Stated problem: Check every line for the word "object" and give the number of lines where it occurs, nothing else.

☆ ☆ ☆ ☆

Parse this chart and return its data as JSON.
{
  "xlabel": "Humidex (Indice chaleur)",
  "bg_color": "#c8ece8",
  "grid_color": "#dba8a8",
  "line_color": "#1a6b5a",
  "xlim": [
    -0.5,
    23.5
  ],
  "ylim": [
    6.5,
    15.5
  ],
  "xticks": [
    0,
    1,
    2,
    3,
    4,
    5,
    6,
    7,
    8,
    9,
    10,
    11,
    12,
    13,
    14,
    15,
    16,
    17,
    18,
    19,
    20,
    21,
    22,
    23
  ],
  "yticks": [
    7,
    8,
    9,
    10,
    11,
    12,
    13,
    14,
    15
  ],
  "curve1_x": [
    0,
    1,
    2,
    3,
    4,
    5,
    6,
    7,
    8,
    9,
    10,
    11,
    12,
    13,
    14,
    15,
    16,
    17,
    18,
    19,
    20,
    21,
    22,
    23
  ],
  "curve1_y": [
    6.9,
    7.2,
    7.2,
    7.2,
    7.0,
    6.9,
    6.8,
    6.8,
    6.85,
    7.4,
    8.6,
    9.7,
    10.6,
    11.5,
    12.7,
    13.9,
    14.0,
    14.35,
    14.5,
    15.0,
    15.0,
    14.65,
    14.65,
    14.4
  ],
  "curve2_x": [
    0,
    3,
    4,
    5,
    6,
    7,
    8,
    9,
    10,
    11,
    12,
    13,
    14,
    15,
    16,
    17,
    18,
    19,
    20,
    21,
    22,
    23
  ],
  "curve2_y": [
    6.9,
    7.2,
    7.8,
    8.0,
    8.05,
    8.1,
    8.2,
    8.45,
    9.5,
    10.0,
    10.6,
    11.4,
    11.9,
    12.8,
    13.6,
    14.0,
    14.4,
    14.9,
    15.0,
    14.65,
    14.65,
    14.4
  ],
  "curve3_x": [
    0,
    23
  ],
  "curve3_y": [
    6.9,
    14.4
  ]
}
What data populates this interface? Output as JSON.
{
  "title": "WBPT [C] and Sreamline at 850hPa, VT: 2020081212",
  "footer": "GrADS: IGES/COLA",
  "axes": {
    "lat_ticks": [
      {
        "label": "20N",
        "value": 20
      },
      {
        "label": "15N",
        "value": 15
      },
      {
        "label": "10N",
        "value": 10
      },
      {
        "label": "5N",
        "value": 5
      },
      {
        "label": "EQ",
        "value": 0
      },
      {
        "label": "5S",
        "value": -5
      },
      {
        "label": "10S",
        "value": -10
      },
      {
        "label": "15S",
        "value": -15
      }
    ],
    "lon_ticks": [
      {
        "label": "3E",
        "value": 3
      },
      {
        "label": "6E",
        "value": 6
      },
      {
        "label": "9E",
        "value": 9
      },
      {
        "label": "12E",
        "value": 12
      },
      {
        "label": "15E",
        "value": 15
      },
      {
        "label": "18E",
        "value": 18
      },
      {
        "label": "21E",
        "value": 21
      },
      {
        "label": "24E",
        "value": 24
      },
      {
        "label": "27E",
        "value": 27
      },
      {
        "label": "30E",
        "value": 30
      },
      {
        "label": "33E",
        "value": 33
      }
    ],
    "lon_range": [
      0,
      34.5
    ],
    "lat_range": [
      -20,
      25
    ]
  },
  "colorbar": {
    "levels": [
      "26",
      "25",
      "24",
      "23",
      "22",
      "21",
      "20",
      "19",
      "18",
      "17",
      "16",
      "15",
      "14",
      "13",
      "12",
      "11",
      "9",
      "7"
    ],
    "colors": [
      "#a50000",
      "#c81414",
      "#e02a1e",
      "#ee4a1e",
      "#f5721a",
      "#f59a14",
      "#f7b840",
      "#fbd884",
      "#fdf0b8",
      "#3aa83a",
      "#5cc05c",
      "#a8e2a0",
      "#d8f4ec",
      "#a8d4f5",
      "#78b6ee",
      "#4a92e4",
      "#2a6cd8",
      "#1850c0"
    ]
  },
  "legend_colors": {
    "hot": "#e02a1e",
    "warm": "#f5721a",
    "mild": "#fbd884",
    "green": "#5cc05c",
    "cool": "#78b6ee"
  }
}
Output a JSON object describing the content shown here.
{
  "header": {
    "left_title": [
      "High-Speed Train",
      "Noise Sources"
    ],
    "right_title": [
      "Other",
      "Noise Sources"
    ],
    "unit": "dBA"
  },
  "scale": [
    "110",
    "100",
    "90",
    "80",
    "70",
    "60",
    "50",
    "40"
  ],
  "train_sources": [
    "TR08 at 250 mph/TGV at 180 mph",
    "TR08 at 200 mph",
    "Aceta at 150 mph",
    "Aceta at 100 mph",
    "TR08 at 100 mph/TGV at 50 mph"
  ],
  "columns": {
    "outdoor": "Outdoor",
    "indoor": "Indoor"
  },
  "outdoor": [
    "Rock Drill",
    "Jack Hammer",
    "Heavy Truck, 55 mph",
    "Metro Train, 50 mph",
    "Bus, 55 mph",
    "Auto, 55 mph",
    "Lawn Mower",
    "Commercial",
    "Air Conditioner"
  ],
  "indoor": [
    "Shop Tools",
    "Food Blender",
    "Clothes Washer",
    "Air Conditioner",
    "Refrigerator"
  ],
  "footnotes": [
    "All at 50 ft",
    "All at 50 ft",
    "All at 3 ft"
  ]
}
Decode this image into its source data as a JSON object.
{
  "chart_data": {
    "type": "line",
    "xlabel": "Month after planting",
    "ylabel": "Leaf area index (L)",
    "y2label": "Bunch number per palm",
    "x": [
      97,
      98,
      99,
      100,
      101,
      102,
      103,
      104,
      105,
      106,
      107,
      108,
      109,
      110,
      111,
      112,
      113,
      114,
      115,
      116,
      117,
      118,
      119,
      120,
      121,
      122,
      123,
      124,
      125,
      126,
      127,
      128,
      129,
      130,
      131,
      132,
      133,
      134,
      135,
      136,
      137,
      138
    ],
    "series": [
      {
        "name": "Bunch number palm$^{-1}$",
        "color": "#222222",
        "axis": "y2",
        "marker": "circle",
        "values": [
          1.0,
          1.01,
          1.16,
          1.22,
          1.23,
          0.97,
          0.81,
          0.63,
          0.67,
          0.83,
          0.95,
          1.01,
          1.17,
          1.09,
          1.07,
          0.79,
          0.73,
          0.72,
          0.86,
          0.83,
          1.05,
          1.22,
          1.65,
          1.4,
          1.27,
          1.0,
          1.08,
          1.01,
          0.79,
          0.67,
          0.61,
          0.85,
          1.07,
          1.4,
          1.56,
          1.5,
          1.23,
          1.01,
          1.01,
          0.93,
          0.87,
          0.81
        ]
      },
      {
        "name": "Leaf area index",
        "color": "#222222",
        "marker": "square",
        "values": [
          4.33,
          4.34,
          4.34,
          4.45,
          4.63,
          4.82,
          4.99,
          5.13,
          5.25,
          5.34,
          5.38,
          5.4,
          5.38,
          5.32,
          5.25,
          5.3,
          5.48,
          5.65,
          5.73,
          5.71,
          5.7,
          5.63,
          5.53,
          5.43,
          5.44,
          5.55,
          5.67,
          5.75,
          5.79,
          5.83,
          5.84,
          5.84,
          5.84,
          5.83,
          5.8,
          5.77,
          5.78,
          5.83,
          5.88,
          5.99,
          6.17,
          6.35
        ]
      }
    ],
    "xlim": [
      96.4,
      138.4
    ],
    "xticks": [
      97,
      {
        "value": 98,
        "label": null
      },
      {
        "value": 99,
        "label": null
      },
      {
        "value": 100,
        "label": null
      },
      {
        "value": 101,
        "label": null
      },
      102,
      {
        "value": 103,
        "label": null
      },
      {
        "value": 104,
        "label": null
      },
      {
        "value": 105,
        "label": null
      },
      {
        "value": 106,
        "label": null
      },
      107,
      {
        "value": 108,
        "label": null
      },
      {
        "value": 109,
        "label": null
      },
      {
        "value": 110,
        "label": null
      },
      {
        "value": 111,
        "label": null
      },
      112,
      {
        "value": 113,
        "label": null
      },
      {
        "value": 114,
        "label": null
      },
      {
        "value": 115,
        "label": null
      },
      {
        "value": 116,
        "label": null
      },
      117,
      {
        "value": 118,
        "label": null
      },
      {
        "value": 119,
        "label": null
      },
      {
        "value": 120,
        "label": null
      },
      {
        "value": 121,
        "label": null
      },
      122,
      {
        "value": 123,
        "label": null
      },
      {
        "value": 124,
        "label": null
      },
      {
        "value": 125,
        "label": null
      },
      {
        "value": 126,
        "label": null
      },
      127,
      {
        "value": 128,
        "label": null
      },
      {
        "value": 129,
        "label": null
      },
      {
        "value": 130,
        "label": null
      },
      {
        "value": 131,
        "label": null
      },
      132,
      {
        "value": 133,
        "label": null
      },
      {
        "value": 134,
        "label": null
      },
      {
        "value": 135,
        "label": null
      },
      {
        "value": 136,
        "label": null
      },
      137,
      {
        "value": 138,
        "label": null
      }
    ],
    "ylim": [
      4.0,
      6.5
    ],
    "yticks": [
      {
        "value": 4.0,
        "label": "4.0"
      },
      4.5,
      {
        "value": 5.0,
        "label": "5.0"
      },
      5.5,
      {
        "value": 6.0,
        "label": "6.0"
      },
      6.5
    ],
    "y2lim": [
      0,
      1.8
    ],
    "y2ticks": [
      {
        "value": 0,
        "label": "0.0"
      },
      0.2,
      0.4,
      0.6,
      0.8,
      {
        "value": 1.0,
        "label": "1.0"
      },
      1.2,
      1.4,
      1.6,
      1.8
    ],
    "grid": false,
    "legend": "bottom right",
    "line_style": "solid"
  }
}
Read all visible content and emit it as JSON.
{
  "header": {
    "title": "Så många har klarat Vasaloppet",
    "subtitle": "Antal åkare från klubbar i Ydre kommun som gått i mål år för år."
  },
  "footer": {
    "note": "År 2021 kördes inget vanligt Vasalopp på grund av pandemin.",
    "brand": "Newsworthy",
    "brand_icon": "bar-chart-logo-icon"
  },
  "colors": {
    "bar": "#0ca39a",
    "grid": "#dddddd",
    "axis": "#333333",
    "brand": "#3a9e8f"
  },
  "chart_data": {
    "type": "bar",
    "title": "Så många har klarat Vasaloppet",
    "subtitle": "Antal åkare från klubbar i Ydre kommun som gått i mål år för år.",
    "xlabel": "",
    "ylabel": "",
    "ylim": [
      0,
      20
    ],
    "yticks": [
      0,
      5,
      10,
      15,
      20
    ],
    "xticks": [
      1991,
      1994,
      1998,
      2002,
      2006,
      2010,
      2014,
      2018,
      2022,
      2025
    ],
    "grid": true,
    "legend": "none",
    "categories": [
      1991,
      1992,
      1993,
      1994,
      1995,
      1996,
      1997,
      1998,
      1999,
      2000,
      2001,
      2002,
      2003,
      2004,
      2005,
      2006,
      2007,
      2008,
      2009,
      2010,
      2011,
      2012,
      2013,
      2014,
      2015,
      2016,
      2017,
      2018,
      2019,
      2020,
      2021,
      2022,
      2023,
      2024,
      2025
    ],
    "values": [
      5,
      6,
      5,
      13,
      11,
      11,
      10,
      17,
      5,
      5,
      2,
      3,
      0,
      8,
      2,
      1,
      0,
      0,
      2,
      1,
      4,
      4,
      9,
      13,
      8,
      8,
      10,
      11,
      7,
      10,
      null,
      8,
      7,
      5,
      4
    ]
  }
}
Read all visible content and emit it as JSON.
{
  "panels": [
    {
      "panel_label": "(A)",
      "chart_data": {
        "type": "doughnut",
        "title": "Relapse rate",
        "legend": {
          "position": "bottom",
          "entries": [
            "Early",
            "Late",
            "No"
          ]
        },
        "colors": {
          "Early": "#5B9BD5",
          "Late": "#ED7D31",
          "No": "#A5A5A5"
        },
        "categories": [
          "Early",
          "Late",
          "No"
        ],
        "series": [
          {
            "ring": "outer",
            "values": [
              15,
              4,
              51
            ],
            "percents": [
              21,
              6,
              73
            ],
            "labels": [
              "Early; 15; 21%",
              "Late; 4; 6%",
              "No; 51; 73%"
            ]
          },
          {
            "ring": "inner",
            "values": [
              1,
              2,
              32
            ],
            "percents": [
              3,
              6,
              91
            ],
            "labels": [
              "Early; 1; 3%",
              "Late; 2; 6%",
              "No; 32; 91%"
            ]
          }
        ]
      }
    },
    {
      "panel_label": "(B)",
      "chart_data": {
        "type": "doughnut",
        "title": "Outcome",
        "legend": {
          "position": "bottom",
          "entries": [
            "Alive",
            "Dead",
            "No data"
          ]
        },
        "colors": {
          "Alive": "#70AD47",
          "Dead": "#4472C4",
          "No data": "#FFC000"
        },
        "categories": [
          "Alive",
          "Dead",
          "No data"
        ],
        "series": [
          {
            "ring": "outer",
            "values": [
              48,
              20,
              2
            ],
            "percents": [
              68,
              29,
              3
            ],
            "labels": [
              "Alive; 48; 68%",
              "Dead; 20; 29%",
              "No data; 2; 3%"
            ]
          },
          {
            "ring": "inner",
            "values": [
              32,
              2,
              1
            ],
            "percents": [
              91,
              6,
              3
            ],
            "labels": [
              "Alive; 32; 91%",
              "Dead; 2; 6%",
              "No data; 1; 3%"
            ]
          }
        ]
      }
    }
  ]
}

☆ ☆ ☆ ☆

Reply: 2